Omit the images, then output each of the records below exactly.

BEGIN Provided information

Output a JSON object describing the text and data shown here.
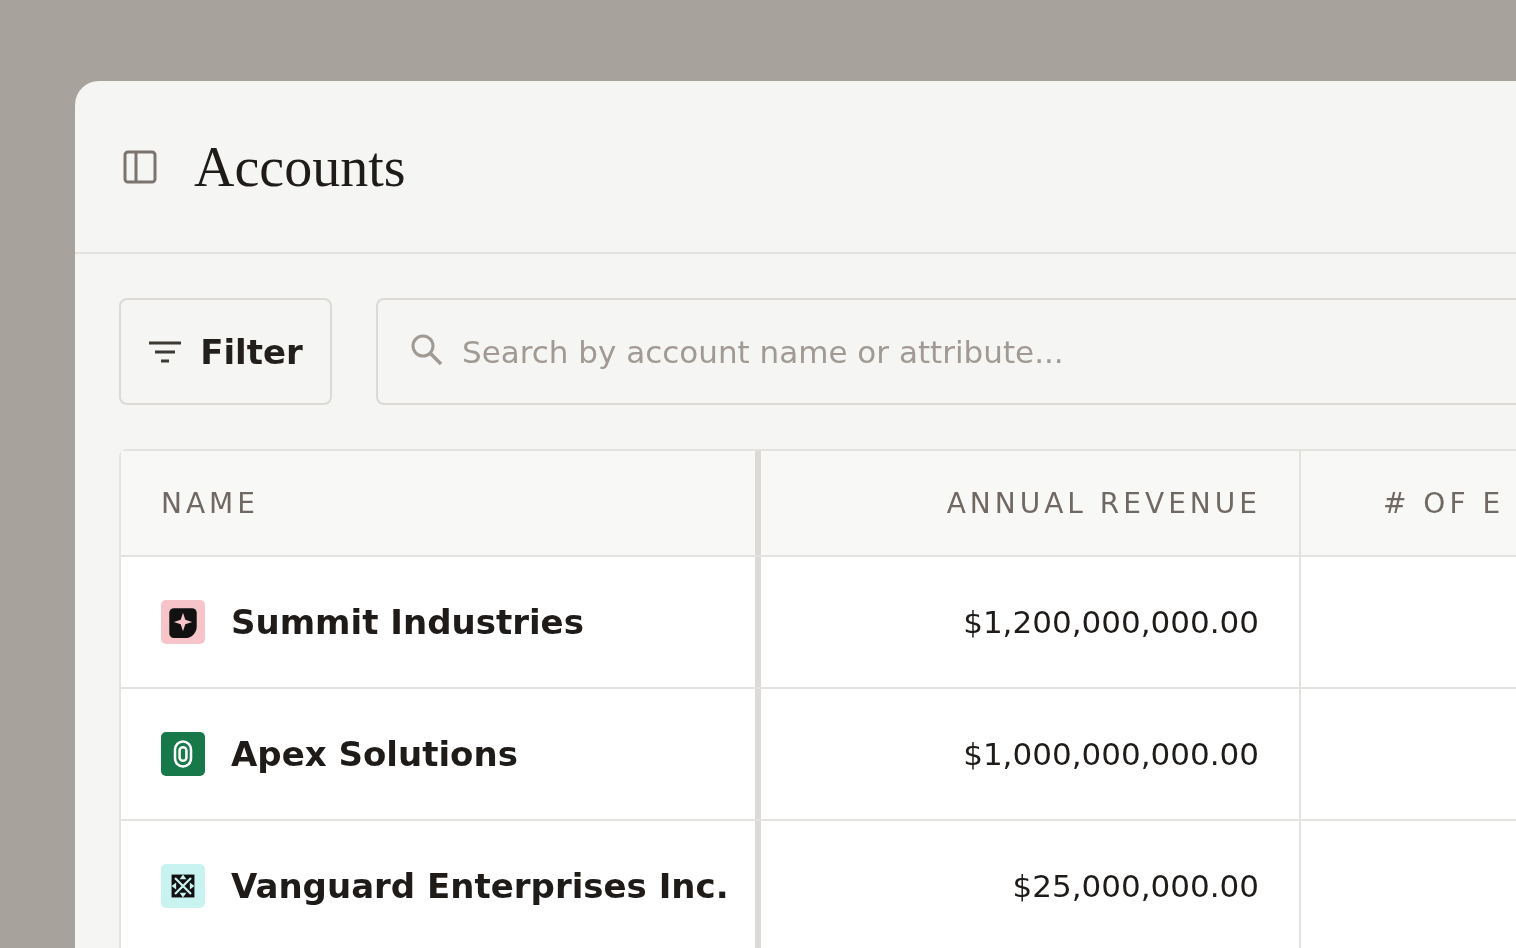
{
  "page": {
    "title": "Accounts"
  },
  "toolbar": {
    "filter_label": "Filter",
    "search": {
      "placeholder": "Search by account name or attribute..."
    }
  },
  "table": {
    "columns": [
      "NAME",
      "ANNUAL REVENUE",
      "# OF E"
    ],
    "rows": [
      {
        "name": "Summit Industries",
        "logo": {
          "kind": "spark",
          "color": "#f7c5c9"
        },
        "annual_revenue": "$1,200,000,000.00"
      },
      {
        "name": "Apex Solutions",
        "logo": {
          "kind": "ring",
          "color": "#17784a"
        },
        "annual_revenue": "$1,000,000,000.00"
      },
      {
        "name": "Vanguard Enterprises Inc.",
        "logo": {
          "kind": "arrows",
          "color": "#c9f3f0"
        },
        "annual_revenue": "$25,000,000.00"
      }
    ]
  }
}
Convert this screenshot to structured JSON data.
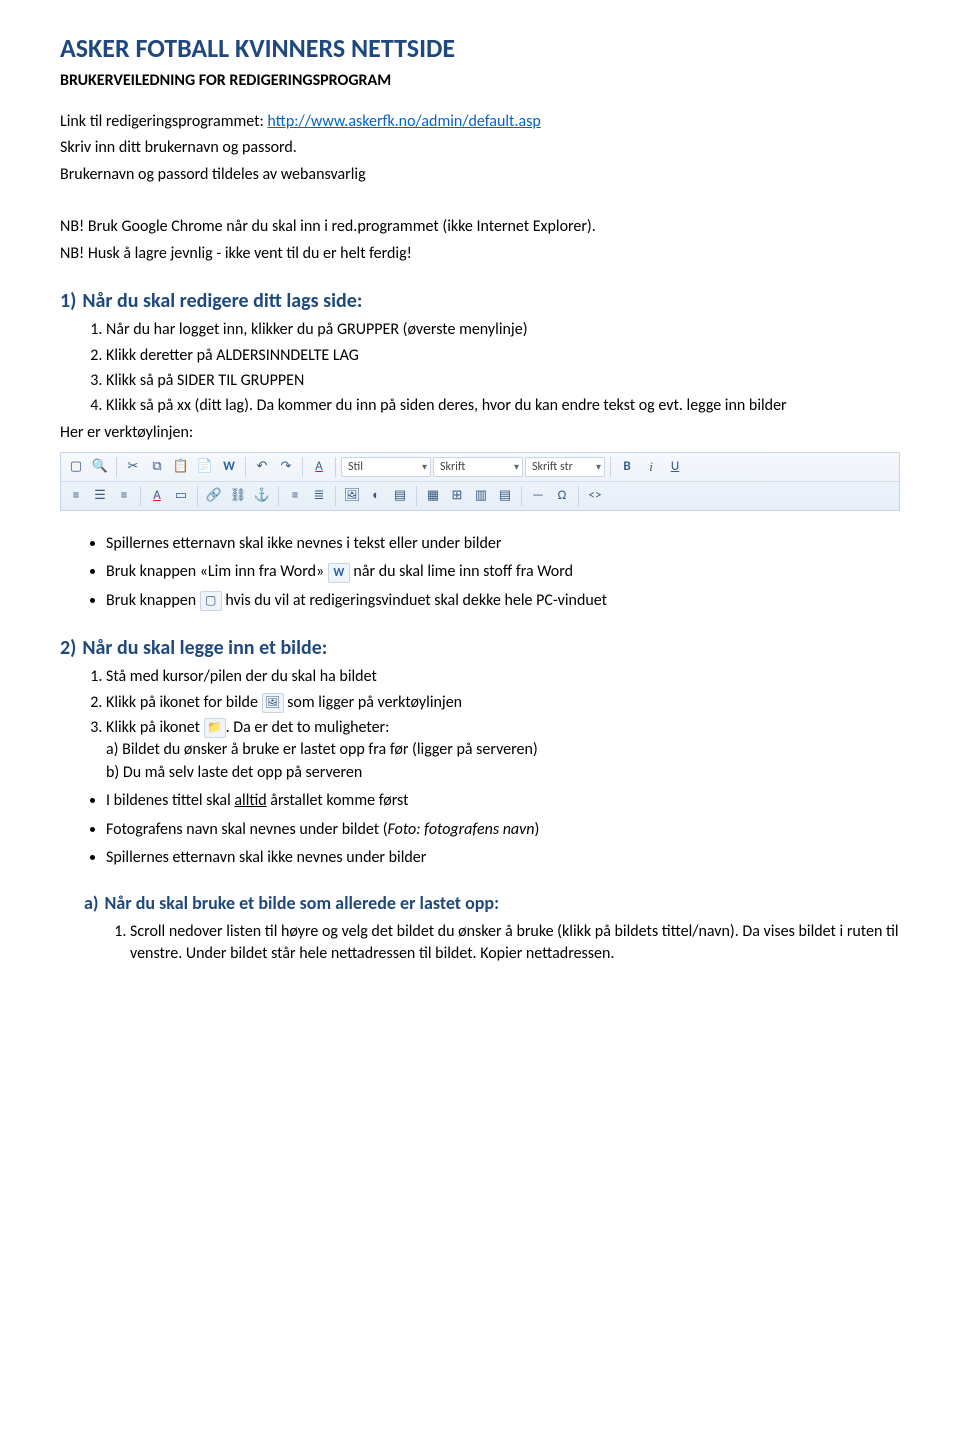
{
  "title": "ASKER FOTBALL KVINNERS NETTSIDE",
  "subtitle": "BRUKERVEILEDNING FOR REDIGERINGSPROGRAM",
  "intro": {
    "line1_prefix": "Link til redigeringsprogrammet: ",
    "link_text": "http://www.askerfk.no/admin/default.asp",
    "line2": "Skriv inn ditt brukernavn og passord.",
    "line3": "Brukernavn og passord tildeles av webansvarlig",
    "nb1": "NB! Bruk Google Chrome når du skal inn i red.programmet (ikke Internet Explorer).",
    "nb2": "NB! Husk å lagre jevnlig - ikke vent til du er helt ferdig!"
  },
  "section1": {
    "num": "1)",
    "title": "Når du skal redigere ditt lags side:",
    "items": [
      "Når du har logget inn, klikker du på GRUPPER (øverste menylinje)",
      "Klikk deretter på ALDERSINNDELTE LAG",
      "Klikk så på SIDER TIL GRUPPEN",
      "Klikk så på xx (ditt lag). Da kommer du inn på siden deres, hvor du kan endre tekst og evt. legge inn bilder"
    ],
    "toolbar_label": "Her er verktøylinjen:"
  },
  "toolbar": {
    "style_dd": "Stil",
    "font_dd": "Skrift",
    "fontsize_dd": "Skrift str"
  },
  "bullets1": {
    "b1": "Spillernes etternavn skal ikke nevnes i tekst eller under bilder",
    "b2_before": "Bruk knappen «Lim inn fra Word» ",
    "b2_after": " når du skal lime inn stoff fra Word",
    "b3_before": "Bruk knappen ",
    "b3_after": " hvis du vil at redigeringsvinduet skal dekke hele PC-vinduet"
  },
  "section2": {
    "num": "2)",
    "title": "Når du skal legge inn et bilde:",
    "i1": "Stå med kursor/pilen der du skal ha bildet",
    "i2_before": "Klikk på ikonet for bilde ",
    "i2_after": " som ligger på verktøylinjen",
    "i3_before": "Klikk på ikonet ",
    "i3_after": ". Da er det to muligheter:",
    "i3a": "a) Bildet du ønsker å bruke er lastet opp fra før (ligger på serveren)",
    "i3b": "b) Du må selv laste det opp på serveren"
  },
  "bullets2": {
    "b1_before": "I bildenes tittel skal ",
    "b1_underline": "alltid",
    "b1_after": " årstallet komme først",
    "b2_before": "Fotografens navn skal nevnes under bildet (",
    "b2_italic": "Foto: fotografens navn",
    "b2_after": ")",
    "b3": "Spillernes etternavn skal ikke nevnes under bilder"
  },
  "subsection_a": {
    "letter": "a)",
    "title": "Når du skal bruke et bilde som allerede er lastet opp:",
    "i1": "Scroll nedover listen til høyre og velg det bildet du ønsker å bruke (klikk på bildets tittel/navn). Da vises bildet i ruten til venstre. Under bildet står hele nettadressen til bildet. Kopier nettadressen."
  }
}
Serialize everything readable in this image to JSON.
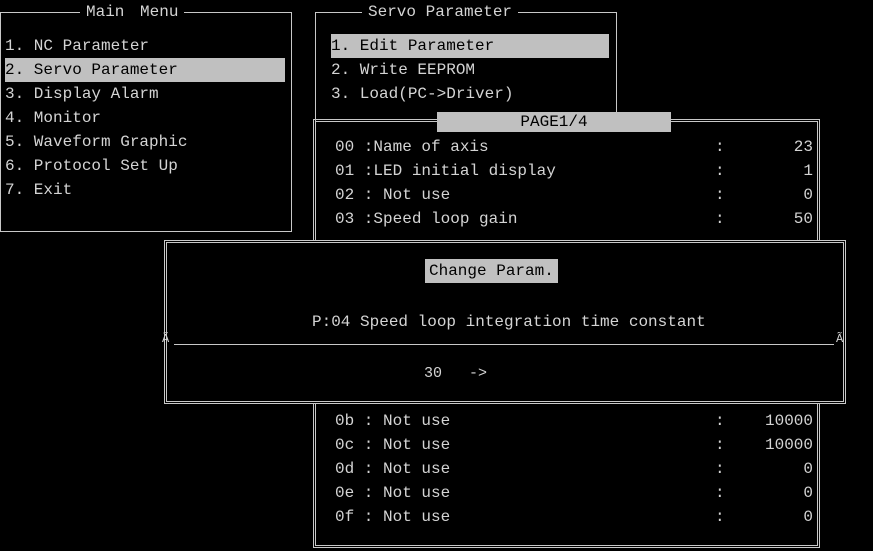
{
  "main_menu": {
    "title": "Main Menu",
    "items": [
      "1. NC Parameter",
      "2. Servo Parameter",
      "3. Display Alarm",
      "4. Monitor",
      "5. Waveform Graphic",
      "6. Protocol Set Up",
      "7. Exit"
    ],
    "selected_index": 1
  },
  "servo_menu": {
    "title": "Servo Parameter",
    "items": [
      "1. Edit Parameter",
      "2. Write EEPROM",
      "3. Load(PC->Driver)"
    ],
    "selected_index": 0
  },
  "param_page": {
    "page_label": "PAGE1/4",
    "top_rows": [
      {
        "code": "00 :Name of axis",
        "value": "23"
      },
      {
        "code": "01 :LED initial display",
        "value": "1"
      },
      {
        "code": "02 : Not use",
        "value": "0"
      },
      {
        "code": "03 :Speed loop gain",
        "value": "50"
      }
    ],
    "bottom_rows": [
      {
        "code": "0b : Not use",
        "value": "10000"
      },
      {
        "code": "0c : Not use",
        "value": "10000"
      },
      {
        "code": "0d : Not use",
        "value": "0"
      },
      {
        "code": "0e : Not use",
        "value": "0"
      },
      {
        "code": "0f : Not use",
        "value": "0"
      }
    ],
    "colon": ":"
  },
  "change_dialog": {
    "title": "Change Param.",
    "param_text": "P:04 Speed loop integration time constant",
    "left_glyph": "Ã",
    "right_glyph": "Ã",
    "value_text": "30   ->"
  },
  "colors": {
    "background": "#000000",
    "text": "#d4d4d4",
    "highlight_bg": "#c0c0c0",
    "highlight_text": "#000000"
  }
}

END Provided information

The output
Output a JSON object describing the text and data shown here.
{
  "page": {
    "title": "Accounts"
  },
  "toolbar": {
    "filter_label": "Filter",
    "search": {
      "placeholder": "Search by account name or attribute..."
    }
  },
  "table": {
    "columns": [
      "NAME",
      "ANNUAL REVENUE",
      "# OF E"
    ],
    "rows": [
      {
        "name": "Summit Industries",
        "logo": {
          "kind": "spark",
          "color": "#f7c5c9"
        },
        "annual_revenue": "$1,200,000,000.00"
      },
      {
        "name": "Apex Solutions",
        "logo": {
          "kind": "ring",
          "color": "#17784a"
        },
        "annual_revenue": "$1,000,000,000.00"
      },
      {
        "name": "Vanguard Enterprises Inc.",
        "logo": {
          "kind": "arrows",
          "color": "#c9f3f0"
        },
        "annual_revenue": "$25,000,000.00"
      }
    ]
  }
}
Convert this screenshot to structured JSON data.
{
  "title": "ASKER FOTBALL KVINNERS NETTSIDE",
  "subtitle": "BRUKERVEILEDNING FOR REDIGERINGSPROGRAM",
  "intro": {
    "line1_prefix": "Link til redigeringsprogrammet: ",
    "link_text": "http://www.askerfk.no/admin/default.asp",
    "line2": "Skriv inn ditt brukernavn og passord.",
    "line3": "Brukernavn og passord tildeles av webansvarlig",
    "nb1": "NB! Bruk Google Chrome når du skal inn i red.programmet (ikke Internet Explorer).",
    "nb2": "NB! Husk å lagre jevnlig - ikke vent til du er helt ferdig!"
  },
  "section1": {
    "num": "1)",
    "title": "Når du skal redigere ditt lags side:",
    "items": [
      "Når du har logget inn, klikker du på GRUPPER (øverste menylinje)",
      "Klikk deretter på ALDERSINNDELTE LAG",
      "Klikk så på SIDER TIL GRUPPEN",
      "Klikk så på xx (ditt lag). Da kommer du inn på siden deres, hvor du kan endre tekst og evt. legge inn bilder"
    ],
    "toolbar_label": "Her er verktøylinjen:"
  },
  "toolbar": {
    "style_dd": "Stil",
    "font_dd": "Skrift",
    "fontsize_dd": "Skrift str"
  },
  "bullets1": {
    "b1": "Spillernes etternavn skal ikke nevnes i tekst eller under bilder",
    "b2_before": "Bruk knappen «Lim inn fra Word» ",
    "b2_after": " når du skal lime inn stoff fra Word",
    "b3_before": "Bruk knappen ",
    "b3_after": " hvis du vil at redigeringsvinduet skal dekke hele PC-vinduet"
  },
  "section2": {
    "num": "2)",
    "title": "Når du skal legge inn et bilde:",
    "i1": "Stå med kursor/pilen der du skal ha bildet",
    "i2_before": "Klikk på ikonet for bilde ",
    "i2_after": " som ligger på verktøylinjen",
    "i3_before": "Klikk på ikonet ",
    "i3_after": ". Da er det to muligheter:",
    "i3a": "a) Bildet du ønsker å bruke er lastet opp fra før (ligger på serveren)",
    "i3b": "b) Du må selv laste det opp på serveren"
  },
  "bullets2": {
    "b1_before": "I bildenes tittel skal ",
    "b1_underline": "alltid",
    "b1_after": " årstallet komme først",
    "b2_before": "Fotografens navn skal nevnes under bildet (",
    "b2_italic": "Foto: fotografens navn",
    "b2_after": ")",
    "b3": "Spillernes etternavn skal ikke nevnes under bilder"
  },
  "subsection_a": {
    "letter": "a)",
    "title": "Når du skal bruke et bilde som allerede er lastet opp:",
    "i1": "Scroll nedover listen til høyre og velg det bildet du ønsker å bruke (klikk på bildets tittel/navn). Da vises bildet i ruten til venstre. Under bildet står hele nettadressen til bildet. Kopier nettadressen."
  }
}
Serialize everything readable in this image to JSON.
{
  "main_menu": {
    "title": "Main Menu",
    "items": [
      "1. NC Parameter",
      "2. Servo Parameter",
      "3. Display Alarm",
      "4. Monitor",
      "5. Waveform Graphic",
      "6. Protocol Set Up",
      "7. Exit"
    ],
    "selected_index": 1
  },
  "servo_menu": {
    "title": "Servo Parameter",
    "items": [
      "1. Edit Parameter",
      "2. Write EEPROM",
      "3. Load(PC->Driver)"
    ],
    "selected_index": 0
  },
  "param_page": {
    "page_label": "PAGE1/4",
    "top_rows": [
      {
        "code": "00 :Name of axis",
        "value": "23"
      },
      {
        "code": "01 :LED initial display",
        "value": "1"
      },
      {
        "code": "02 : Not use",
        "value": "0"
      },
      {
        "code": "03 :Speed loop gain",
        "value": "50"
      }
    ],
    "bottom_rows": [
      {
        "code": "0b : Not use",
        "value": "10000"
      },
      {
        "code": "0c : Not use",
        "value": "10000"
      },
      {
        "code": "0d : Not use",
        "value": "0"
      },
      {
        "code": "0e : Not use",
        "value": "0"
      },
      {
        "code": "0f : Not use",
        "value": "0"
      }
    ],
    "colon": ":"
  },
  "change_dialog": {
    "title": "Change Param.",
    "param_text": "P:04 Speed loop integration time constant",
    "left_glyph": "Ã",
    "right_glyph": "Ã",
    "value_text": "30   ->"
  },
  "colors": {
    "background": "#000000",
    "text": "#d4d4d4",
    "highlight_bg": "#c0c0c0",
    "highlight_text": "#000000"
  }
}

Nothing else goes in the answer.